Exercise directions :: Return a copy of each line that holds the string "Repaircafé".

Stored records ::
++++++++++++++++++++

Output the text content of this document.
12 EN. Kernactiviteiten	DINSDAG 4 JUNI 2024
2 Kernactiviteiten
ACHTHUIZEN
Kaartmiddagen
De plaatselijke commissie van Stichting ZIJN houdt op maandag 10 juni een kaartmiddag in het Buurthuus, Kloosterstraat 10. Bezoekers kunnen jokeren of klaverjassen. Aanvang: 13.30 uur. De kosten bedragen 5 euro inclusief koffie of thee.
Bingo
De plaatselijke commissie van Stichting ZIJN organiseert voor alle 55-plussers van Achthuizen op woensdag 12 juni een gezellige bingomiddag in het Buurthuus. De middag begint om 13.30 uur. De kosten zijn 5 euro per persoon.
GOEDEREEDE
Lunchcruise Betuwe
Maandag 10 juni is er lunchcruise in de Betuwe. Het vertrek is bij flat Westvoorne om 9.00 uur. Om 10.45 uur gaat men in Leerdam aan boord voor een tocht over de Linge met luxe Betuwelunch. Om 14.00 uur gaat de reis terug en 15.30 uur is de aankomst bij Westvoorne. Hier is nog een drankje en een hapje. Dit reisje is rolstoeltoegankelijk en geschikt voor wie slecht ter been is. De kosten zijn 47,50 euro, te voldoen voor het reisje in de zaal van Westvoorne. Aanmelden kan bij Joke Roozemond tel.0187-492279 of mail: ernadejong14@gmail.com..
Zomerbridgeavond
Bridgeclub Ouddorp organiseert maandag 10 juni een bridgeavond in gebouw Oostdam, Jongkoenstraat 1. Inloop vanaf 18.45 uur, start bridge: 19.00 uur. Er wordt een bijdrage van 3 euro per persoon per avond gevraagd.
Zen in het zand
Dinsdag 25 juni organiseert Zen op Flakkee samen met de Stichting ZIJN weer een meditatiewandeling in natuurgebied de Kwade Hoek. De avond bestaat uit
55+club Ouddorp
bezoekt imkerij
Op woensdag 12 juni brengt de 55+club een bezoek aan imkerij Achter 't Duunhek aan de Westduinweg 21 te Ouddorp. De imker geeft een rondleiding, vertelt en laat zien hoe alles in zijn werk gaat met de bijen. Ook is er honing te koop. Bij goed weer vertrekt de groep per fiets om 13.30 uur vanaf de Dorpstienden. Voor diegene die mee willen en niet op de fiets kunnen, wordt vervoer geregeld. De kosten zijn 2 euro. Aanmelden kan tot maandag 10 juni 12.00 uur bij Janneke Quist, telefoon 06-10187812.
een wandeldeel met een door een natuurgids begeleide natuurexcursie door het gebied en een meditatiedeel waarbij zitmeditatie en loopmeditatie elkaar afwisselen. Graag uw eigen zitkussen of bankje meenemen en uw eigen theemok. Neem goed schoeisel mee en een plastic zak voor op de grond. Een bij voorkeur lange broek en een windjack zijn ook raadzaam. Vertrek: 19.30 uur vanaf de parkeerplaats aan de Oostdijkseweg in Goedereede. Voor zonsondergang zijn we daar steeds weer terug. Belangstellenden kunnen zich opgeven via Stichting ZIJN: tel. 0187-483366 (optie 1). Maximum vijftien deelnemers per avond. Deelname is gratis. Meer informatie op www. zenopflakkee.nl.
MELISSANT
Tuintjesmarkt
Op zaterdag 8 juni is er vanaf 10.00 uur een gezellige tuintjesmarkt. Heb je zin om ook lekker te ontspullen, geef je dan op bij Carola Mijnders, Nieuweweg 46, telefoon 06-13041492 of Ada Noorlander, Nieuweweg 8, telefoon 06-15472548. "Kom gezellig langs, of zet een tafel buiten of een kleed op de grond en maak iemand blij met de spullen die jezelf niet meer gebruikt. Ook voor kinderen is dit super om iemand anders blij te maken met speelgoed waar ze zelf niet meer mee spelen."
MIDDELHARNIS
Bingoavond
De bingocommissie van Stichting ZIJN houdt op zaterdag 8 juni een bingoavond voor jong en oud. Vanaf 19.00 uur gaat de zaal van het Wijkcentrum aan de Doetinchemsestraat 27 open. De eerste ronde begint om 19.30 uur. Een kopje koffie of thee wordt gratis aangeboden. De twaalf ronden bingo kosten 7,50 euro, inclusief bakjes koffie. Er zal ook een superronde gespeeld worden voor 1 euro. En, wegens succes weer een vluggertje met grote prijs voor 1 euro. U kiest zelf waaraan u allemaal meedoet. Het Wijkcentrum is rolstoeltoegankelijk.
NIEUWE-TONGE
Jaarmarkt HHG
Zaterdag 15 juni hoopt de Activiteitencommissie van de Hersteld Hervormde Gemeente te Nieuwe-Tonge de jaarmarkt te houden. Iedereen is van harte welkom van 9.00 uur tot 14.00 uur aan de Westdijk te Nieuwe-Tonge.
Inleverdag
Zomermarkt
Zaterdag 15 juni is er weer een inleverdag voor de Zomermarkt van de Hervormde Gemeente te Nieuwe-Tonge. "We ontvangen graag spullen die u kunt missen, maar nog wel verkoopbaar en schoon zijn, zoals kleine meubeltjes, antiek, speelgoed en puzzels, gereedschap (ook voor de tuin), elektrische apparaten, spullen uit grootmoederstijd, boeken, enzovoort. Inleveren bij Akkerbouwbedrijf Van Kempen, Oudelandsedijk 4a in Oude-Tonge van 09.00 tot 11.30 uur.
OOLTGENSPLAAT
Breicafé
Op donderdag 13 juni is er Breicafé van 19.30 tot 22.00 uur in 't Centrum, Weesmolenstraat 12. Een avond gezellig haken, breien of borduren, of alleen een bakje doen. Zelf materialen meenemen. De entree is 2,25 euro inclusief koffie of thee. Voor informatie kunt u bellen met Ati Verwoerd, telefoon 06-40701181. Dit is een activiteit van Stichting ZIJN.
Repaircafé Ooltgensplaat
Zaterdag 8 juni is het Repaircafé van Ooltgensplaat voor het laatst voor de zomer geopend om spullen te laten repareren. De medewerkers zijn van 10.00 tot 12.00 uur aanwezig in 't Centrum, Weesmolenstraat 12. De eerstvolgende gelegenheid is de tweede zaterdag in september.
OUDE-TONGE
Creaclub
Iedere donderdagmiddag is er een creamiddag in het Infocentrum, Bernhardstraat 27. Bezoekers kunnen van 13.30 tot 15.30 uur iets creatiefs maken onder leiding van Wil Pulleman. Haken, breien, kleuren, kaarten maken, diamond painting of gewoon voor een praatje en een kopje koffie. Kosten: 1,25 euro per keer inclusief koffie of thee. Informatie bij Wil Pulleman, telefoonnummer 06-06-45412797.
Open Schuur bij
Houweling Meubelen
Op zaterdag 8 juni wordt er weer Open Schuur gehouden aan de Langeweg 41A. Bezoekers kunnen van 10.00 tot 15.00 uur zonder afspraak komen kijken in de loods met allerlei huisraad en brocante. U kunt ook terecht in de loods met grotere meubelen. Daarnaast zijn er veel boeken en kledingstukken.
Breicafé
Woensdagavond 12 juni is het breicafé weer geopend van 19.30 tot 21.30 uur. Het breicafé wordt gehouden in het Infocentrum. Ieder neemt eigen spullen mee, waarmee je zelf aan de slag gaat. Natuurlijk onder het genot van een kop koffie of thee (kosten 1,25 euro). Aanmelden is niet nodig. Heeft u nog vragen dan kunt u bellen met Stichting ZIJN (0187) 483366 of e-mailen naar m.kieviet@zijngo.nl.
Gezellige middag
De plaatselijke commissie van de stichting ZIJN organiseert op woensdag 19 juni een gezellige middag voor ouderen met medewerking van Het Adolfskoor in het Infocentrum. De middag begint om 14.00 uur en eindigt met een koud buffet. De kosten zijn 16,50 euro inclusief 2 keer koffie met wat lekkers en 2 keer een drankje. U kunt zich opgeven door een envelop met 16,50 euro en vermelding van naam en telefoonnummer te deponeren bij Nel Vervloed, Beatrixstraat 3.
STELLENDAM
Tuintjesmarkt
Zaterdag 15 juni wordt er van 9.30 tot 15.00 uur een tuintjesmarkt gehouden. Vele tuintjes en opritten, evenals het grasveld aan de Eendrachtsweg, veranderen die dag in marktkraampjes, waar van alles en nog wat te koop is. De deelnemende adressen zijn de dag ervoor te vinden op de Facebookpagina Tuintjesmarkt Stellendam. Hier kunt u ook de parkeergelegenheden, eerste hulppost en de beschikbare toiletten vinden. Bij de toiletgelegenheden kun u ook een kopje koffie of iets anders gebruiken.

++++++++++++++++++++

In response ::
Repaircafé Ooltgensplaat
Zaterdag 8 juni is het Repaircafé van Ooltgensplaat voor het laatst voor de zomer geopend om spullen te laten repareren. De medewerkers zijn van 10.00 tot 12.00 uur aanwezig in 't Centrum, Weesmolenstraat 12. De eerstvolgende gelegenheid is de tweede zaterdag in september.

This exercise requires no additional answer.